**What you should do**. Repeat the whole listing exactly as written.

**Supplied entries**.
>> Begin
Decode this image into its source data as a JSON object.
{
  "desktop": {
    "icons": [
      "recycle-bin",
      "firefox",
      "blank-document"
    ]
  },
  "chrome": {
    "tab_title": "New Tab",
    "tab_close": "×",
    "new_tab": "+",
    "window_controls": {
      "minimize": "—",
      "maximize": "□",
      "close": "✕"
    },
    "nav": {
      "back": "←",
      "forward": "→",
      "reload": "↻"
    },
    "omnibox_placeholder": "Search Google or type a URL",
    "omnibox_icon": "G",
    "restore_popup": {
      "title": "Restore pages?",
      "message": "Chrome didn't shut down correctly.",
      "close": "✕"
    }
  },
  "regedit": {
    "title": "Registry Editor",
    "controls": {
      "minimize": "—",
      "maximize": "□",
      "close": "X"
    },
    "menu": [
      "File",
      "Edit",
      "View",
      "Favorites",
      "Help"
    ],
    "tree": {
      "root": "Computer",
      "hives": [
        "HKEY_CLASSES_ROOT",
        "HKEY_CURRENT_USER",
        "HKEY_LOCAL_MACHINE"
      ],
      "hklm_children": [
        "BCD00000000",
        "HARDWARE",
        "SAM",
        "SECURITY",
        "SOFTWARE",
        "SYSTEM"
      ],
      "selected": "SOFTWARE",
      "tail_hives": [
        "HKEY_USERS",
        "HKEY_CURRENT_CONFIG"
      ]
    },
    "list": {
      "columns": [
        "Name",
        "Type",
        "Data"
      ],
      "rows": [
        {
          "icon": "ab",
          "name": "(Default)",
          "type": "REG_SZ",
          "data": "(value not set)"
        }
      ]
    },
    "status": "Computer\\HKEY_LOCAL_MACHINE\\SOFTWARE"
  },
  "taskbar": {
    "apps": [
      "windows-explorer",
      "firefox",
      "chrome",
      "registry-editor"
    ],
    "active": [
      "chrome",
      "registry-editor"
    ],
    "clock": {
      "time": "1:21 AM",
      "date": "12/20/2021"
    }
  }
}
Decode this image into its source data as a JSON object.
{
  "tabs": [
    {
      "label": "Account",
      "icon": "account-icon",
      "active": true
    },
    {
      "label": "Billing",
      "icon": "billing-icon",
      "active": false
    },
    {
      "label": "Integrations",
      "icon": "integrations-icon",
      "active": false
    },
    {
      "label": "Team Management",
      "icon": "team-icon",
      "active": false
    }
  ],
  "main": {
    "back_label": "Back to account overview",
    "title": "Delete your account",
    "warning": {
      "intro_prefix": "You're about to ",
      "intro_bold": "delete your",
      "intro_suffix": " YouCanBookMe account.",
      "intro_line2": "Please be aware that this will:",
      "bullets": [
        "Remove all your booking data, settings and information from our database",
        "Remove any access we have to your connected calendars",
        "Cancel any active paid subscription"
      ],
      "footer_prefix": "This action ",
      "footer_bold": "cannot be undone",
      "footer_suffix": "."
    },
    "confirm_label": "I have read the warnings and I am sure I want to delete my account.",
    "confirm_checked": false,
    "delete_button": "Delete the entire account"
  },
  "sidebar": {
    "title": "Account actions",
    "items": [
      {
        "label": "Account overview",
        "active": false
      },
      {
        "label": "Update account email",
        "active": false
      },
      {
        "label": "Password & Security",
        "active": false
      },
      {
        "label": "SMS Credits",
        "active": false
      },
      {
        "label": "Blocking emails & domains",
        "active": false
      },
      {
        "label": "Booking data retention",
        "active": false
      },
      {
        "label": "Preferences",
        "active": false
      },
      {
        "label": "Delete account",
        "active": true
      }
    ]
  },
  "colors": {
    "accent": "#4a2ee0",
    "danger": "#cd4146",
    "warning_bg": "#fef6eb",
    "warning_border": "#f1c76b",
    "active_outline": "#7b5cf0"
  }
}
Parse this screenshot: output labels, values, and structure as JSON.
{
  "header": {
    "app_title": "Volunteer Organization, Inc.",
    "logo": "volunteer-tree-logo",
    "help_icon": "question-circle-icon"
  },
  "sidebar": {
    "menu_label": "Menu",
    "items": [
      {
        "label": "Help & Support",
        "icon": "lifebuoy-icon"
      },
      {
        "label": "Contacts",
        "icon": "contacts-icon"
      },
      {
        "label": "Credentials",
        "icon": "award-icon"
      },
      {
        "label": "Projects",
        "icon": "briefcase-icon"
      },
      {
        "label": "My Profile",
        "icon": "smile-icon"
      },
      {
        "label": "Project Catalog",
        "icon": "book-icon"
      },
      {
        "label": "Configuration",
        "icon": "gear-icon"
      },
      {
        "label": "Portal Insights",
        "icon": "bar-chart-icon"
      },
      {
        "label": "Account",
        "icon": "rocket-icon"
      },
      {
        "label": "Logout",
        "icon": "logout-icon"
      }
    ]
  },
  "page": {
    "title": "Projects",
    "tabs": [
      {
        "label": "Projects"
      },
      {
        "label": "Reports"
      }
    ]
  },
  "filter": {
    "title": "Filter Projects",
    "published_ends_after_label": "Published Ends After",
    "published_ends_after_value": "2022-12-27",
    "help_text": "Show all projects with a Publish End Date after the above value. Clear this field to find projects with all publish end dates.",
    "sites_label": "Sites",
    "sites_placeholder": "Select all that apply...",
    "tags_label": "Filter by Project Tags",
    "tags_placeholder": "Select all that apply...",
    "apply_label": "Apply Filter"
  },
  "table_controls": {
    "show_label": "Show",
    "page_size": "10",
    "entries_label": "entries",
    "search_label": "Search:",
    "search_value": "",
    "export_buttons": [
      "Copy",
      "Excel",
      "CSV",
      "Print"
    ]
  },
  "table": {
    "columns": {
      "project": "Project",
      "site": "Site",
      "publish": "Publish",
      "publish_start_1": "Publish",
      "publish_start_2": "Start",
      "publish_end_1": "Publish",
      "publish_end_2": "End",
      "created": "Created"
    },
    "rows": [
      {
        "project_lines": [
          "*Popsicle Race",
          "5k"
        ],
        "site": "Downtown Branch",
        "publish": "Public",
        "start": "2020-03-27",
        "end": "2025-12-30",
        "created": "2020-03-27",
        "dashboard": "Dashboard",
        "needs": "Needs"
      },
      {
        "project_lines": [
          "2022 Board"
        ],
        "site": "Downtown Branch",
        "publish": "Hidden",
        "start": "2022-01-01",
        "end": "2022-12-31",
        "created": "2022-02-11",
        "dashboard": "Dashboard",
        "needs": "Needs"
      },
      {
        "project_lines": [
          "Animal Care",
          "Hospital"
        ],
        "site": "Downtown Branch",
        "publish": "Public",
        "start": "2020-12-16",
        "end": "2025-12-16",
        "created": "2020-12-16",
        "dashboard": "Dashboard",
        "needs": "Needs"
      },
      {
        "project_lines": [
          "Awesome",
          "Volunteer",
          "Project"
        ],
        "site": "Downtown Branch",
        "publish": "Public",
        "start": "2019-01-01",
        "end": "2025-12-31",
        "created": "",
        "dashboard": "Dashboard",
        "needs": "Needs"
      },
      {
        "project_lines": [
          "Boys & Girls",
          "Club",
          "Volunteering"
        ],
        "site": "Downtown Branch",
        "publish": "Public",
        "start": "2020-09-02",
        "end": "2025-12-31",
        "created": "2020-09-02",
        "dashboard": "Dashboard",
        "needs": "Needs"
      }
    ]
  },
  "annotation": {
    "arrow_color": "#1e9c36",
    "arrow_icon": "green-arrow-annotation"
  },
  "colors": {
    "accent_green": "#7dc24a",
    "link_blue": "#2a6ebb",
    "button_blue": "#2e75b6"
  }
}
>> End
**Result for this task**.
Decode this image into its source data as a JSON object.
{
  "desktop": {
    "icons": [
      "recycle-bin",
      "firefox",
      "blank-document"
    ]
  },
  "chrome": {
    "tab_title": "New Tab",
    "tab_close": "×",
    "new_tab": "+",
    "window_controls": {
      "minimize": "—",
      "maximize": "□",
      "close": "✕"
    },
    "nav": {
      "back": "←",
      "forward": "→",
      "reload": "↻"
    },
    "omnibox_placeholder": "Search Google or type a URL",
    "omnibox_icon": "G",
    "restore_popup": {
      "title": "Restore pages?",
      "message": "Chrome didn't shut down correctly.",
      "close": "✕"
    }
  },
  "regedit": {
    "title": "Registry Editor",
    "controls": {
      "minimize": "—",
      "maximize": "□",
      "close": "X"
    },
    "menu": [
      "File",
      "Edit",
      "View",
      "Favorites",
      "Help"
    ],
    "tree": {
      "root": "Computer",
      "hives": [
        "HKEY_CLASSES_ROOT",
        "HKEY_CURRENT_USER",
        "HKEY_LOCAL_MACHINE"
      ],
      "hklm_children": [
        "BCD00000000",
        "HARDWARE",
        "SAM",
        "SECURITY",
        "SOFTWARE",
        "SYSTEM"
      ],
      "selected": "SOFTWARE",
      "tail_hives": [
        "HKEY_USERS",
        "HKEY_CURRENT_CONFIG"
      ]
    },
    "list": {
      "columns": [
        "Name",
        "Type",
        "Data"
      ],
      "rows": [
        {
          "icon": "ab",
          "name": "(Default)",
          "type": "REG_SZ",
          "data": "(value not set)"
        }
      ]
    },
    "status": "Computer\\HKEY_LOCAL_MACHINE\\SOFTWARE"
  },
  "taskbar": {
    "apps": [
      "windows-explorer",
      "firefox",
      "chrome",
      "registry-editor"
    ],
    "active": [
      "chrome",
      "registry-editor"
    ],
    "clock": {
      "time": "1:21 AM",
      "date": "12/20/2021"
    }
  }
}
Decode this image into its source data as a JSON object.
{
  "tabs": [
    {
      "label": "Account",
      "icon": "account-icon",
      "active": true
    },
    {
      "label": "Billing",
      "icon": "billing-icon",
      "active": false
    },
    {
      "label": "Integrations",
      "icon": "integrations-icon",
      "active": false
    },
    {
      "label": "Team Management",
      "icon": "team-icon",
      "active": false
    }
  ],
  "main": {
    "back_label": "Back to account overview",
    "title": "Delete your account",
    "warning": {
      "intro_prefix": "You're about to ",
      "intro_bold": "delete your",
      "intro_suffix": " YouCanBookMe account.",
      "intro_line2": "Please be aware that this will:",
      "bullets": [
        "Remove all your booking data, settings and information from our database",
        "Remove any access we have to your connected calendars",
        "Cancel any active paid subscription"
      ],
      "footer_prefix": "This action ",
      "footer_bold": "cannot be undone",
      "footer_suffix": "."
    },
    "confirm_label": "I have read the warnings and I am sure I want to delete my account.",
    "confirm_checked": false,
    "delete_button": "Delete the entire account"
  },
  "sidebar": {
    "title": "Account actions",
    "items": [
      {
        "label": "Account overview",
        "active": false
      },
      {
        "label": "Update account email",
        "active": false
      },
      {
        "label": "Password & Security",
        "active": false
      },
      {
        "label": "SMS Credits",
        "active": false
      },
      {
        "label": "Blocking emails & domains",
        "active": false
      },
      {
        "label": "Booking data retention",
        "active": false
      },
      {
        "label": "Preferences",
        "active": false
      },
      {
        "label": "Delete account",
        "active": true
      }
    ]
  },
  "colors": {
    "accent": "#4a2ee0",
    "danger": "#cd4146",
    "warning_bg": "#fef6eb",
    "warning_border": "#f1c76b",
    "active_outline": "#7b5cf0"
  }
}
Parse this screenshot: output labels, values, and structure as JSON.
{
  "header": {
    "app_title": "Volunteer Organization, Inc.",
    "logo": "volunteer-tree-logo",
    "help_icon": "question-circle-icon"
  },
  "sidebar": {
    "menu_label": "Menu",
    "items": [
      {
        "label": "Help & Support",
        "icon": "lifebuoy-icon"
      },
      {
        "label": "Contacts",
        "icon": "contacts-icon"
      },
      {
        "label": "Credentials",
        "icon": "award-icon"
      },
      {
        "label": "Projects",
        "icon": "briefcase-icon"
      },
      {
        "label": "My Profile",
        "icon": "smile-icon"
      },
      {
        "label": "Project Catalog",
        "icon": "book-icon"
      },
      {
        "label": "Configuration",
        "icon": "gear-icon"
      },
      {
        "label": "Portal Insights",
        "icon": "bar-chart-icon"
      },
      {
        "label": "Account",
        "icon": "rocket-icon"
      },
      {
        "label": "Logout",
        "icon": "logout-icon"
      }
    ]
  },
  "page": {
    "title": "Projects",
    "tabs": [
      {
        "label": "Projects"
      },
      {
        "label": "Reports"
      }
    ]
  },
  "filter": {
    "title": "Filter Projects",
    "published_ends_after_label": "Published Ends After",
    "published_ends_after_value": "2022-12-27",
    "help_text": "Show all projects with a Publish End Date after the above value. Clear this field to find projects with all publish end dates.",
    "sites_label": "Sites",
    "sites_placeholder": "Select all that apply...",
    "tags_label": "Filter by Project Tags",
    "tags_placeholder": "Select all that apply...",
    "apply_label": "Apply Filter"
  },
  "table_controls": {
    "show_label": "Show",
    "page_size": "10",
    "entries_label": "entries",
    "search_label": "Search:",
    "search_value": "",
    "export_buttons": [
      "Copy",
      "Excel",
      "CSV",
      "Print"
    ]
  },
  "table": {
    "columns": {
      "project": "Project",
      "site": "Site",
      "publish": "Publish",
      "publish_start_1": "Publish",
      "publish_start_2": "Start",
      "publish_end_1": "Publish",
      "publish_end_2": "End",
      "created": "Created"
    },
    "rows": [
      {
        "project_lines": [
          "*Popsicle Race",
          "5k"
        ],
        "site": "Downtown Branch",
        "publish": "Public",
        "start": "2020-03-27",
        "end": "2025-12-30",
        "created": "2020-03-27",
        "dashboard": "Dashboard",
        "needs": "Needs"
      },
      {
        "project_lines": [
          "2022 Board"
        ],
        "site": "Downtown Branch",
        "publish": "Hidden",
        "start": "2022-01-01",
        "end": "2022-12-31",
        "created": "2022-02-11",
        "dashboard": "Dashboard",
        "needs": "Needs"
      },
      {
        "project_lines": [
          "Animal Care",
          "Hospital"
        ],
        "site": "Downtown Branch",
        "publish": "Public",
        "start": "2020-12-16",
        "end": "2025-12-16",
        "created": "2020-12-16",
        "dashboard": "Dashboard",
        "needs": "Needs"
      },
      {
        "project_lines": [
          "Awesome",
          "Volunteer",
          "Project"
        ],
        "site": "Downtown Branch",
        "publish": "Public",
        "start": "2019-01-01",
        "end": "2025-12-31",
        "created": "",
        "dashboard": "Dashboard",
        "needs": "Needs"
      },
      {
        "project_lines": [
          "Boys & Girls",
          "Club",
          "Volunteering"
        ],
        "site": "Downtown Branch",
        "publish": "Public",
        "start": "2020-09-02",
        "end": "2025-12-31",
        "created": "2020-09-02",
        "dashboard": "Dashboard",
        "needs": "Needs"
      }
    ]
  },
  "annotation": {
    "arrow_color": "#1e9c36",
    "arrow_icon": "green-arrow-annotation"
  },
  "colors": {
    "accent_green": "#7dc24a",
    "link_blue": "#2a6ebb",
    "button_blue": "#2e75b6"
  }
}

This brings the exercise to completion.